* Problem requirements: Return the listing word for word, as given.

<<<<

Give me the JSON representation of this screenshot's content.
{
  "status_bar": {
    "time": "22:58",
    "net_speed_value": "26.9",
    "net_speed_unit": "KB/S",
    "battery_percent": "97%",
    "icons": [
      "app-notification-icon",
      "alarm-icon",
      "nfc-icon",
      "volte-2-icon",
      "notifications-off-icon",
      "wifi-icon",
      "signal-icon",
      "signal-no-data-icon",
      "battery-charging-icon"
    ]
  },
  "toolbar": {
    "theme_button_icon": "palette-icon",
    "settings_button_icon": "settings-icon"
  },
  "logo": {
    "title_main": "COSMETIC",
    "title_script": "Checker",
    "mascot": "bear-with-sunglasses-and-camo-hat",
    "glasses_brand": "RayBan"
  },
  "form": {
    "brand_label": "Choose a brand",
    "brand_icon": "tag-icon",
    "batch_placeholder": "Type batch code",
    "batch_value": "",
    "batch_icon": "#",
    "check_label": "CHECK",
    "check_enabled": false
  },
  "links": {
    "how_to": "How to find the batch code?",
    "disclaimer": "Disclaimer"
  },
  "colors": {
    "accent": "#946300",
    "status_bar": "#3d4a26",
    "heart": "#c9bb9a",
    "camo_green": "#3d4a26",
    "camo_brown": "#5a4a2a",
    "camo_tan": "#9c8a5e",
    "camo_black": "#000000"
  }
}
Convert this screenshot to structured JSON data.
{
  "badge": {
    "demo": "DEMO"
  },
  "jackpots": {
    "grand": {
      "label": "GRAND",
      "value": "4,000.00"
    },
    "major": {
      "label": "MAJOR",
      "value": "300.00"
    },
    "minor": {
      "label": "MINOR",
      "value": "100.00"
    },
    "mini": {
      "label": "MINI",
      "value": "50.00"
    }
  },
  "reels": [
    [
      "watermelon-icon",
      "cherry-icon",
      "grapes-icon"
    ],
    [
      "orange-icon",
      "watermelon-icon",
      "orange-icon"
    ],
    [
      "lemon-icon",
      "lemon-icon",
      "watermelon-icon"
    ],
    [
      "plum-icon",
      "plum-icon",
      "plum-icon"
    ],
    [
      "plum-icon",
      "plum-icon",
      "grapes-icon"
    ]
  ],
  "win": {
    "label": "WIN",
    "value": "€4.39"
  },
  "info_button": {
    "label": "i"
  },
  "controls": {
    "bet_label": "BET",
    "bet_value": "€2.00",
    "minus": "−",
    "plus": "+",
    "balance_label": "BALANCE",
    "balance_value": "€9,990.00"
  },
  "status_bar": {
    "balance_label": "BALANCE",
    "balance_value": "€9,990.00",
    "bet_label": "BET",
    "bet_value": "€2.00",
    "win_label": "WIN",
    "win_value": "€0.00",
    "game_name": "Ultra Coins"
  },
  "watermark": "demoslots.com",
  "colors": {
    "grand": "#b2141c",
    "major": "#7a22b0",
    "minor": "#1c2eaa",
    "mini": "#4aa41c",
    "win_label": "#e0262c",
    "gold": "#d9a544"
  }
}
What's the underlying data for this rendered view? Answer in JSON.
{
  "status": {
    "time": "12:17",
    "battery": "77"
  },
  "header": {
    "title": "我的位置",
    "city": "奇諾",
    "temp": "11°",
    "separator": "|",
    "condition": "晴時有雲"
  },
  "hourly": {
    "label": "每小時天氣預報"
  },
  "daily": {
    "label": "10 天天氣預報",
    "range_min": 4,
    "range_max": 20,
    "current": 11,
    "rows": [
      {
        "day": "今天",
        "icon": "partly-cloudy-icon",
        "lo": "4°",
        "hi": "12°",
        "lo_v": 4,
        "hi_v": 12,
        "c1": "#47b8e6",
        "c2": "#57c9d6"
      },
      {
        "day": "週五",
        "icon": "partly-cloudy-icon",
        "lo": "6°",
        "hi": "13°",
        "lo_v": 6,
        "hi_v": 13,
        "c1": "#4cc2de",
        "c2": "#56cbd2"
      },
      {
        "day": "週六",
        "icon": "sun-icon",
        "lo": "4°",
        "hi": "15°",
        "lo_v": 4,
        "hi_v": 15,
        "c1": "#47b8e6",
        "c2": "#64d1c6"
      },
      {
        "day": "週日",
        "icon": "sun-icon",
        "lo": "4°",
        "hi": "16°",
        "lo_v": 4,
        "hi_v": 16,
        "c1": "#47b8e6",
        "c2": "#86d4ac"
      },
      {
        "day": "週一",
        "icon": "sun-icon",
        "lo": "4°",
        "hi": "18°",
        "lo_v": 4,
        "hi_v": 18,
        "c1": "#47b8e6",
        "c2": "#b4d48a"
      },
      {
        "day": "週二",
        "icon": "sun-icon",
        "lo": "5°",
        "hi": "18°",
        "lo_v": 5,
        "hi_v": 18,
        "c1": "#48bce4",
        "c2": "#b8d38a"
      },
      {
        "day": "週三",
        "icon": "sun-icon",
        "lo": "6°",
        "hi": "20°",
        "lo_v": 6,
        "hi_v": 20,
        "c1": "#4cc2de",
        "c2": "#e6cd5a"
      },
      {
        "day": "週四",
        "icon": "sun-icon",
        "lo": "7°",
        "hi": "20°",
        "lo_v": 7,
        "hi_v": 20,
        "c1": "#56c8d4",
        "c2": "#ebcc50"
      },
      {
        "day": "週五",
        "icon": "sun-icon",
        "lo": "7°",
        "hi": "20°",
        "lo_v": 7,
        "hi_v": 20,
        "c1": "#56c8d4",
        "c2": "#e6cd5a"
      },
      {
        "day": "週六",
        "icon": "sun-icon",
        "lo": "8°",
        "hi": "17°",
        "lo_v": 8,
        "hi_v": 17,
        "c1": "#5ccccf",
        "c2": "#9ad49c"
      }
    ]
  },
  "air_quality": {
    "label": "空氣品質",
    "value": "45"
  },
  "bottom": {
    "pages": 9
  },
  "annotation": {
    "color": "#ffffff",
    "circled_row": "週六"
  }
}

>>>>

* Correct result:
Give me the JSON representation of this screenshot's content.
{
  "status_bar": {
    "time": "22:58",
    "net_speed_value": "26.9",
    "net_speed_unit": "KB/S",
    "battery_percent": "97%",
    "icons": [
      "app-notification-icon",
      "alarm-icon",
      "nfc-icon",
      "volte-2-icon",
      "notifications-off-icon",
      "wifi-icon",
      "signal-icon",
      "signal-no-data-icon",
      "battery-charging-icon"
    ]
  },
  "toolbar": {
    "theme_button_icon": "palette-icon",
    "settings_button_icon": "settings-icon"
  },
  "logo": {
    "title_main": "COSMETIC",
    "title_script": "Checker",
    "mascot": "bear-with-sunglasses-and-camo-hat",
    "glasses_brand": "RayBan"
  },
  "form": {
    "brand_label": "Choose a brand",
    "brand_icon": "tag-icon",
    "batch_placeholder": "Type batch code",
    "batch_value": "",
    "batch_icon": "#",
    "check_label": "CHECK",
    "check_enabled": false
  },
  "links": {
    "how_to": "How to find the batch code?",
    "disclaimer": "Disclaimer"
  },
  "colors": {
    "accent": "#946300",
    "status_bar": "#3d4a26",
    "heart": "#c9bb9a",
    "camo_green": "#3d4a26",
    "camo_brown": "#5a4a2a",
    "camo_tan": "#9c8a5e",
    "camo_black": "#000000"
  }
}
Convert this screenshot to structured JSON data.
{
  "badge": {
    "demo": "DEMO"
  },
  "jackpots": {
    "grand": {
      "label": "GRAND",
      "value": "4,000.00"
    },
    "major": {
      "label": "MAJOR",
      "value": "300.00"
    },
    "minor": {
      "label": "MINOR",
      "value": "100.00"
    },
    "mini": {
      "label": "MINI",
      "value": "50.00"
    }
  },
  "reels": [
    [
      "watermelon-icon",
      "cherry-icon",
      "grapes-icon"
    ],
    [
      "orange-icon",
      "watermelon-icon",
      "orange-icon"
    ],
    [
      "lemon-icon",
      "lemon-icon",
      "watermelon-icon"
    ],
    [
      "plum-icon",
      "plum-icon",
      "plum-icon"
    ],
    [
      "plum-icon",
      "plum-icon",
      "grapes-icon"
    ]
  ],
  "win": {
    "label": "WIN",
    "value": "€4.39"
  },
  "info_button": {
    "label": "i"
  },
  "controls": {
    "bet_label": "BET",
    "bet_value": "€2.00",
    "minus": "−",
    "plus": "+",
    "balance_label": "BALANCE",
    "balance_value": "€9,990.00"
  },
  "status_bar": {
    "balance_label": "BALANCE",
    "balance_value": "€9,990.00",
    "bet_label": "BET",
    "bet_value": "€2.00",
    "win_label": "WIN",
    "win_value": "€0.00",
    "game_name": "Ultra Coins"
  },
  "watermark": "demoslots.com",
  "colors": {
    "grand": "#b2141c",
    "major": "#7a22b0",
    "minor": "#1c2eaa",
    "mini": "#4aa41c",
    "win_label": "#e0262c",
    "gold": "#d9a544"
  }
}
What's the underlying data for this rendered view? Answer in JSON.
{
  "status": {
    "time": "12:17",
    "battery": "77"
  },
  "header": {
    "title": "我的位置",
    "city": "奇諾",
    "temp": "11°",
    "separator": "|",
    "condition": "晴時有雲"
  },
  "hourly": {
    "label": "每小時天氣預報"
  },
  "daily": {
    "label": "10 天天氣預報",
    "range_min": 4,
    "range_max": 20,
    "current": 11,
    "rows": [
      {
        "day": "今天",
        "icon": "partly-cloudy-icon",
        "lo": "4°",
        "hi": "12°",
        "lo_v": 4,
        "hi_v": 12,
        "c1": "#47b8e6",
        "c2": "#57c9d6"
      },
      {
        "day": "週五",
        "icon": "partly-cloudy-icon",
        "lo": "6°",
        "hi": "13°",
        "lo_v": 6,
        "hi_v": 13,
        "c1": "#4cc2de",
        "c2": "#56cbd2"
      },
      {
        "day": "週六",
        "icon": "sun-icon",
        "lo": "4°",
        "hi": "15°",
        "lo_v": 4,
        "hi_v": 15,
        "c1": "#47b8e6",
        "c2": "#64d1c6"
      },
      {
        "day": "週日",
        "icon": "sun-icon",
        "lo": "4°",
        "hi": "16°",
        "lo_v": 4,
        "hi_v": 16,
        "c1": "#47b8e6",
        "c2": "#86d4ac"
      },
      {
        "day": "週一",
        "icon": "sun-icon",
        "lo": "4°",
        "hi": "18°",
        "lo_v": 4,
        "hi_v": 18,
        "c1": "#47b8e6",
        "c2": "#b4d48a"
      },
      {
        "day": "週二",
        "icon": "sun-icon",
        "lo": "5°",
        "hi": "18°",
        "lo_v": 5,
        "hi_v": 18,
        "c1": "#48bce4",
        "c2": "#b8d38a"
      },
      {
        "day": "週三",
        "icon": "sun-icon",
        "lo": "6°",
        "hi": "20°",
        "lo_v": 6,
        "hi_v": 20,
        "c1": "#4cc2de",
        "c2": "#e6cd5a"
      },
      {
        "day": "週四",
        "icon": "sun-icon",
        "lo": "7°",
        "hi": "20°",
        "lo_v": 7,
        "hi_v": 20,
        "c1": "#56c8d4",
        "c2": "#ebcc50"
      },
      {
        "day": "週五",
        "icon": "sun-icon",
        "lo": "7°",
        "hi": "20°",
        "lo_v": 7,
        "hi_v": 20,
        "c1": "#56c8d4",
        "c2": "#e6cd5a"
      },
      {
        "day": "週六",
        "icon": "sun-icon",
        "lo": "8°",
        "hi": "17°",
        "lo_v": 8,
        "hi_v": 17,
        "c1": "#5ccccf",
        "c2": "#9ad49c"
      }
    ]
  },
  "air_quality": {
    "label": "空氣品質",
    "value": "45"
  },
  "bottom": {
    "pages": 9
  },
  "annotation": {
    "color": "#ffffff",
    "circled_row": "週六"
  }
}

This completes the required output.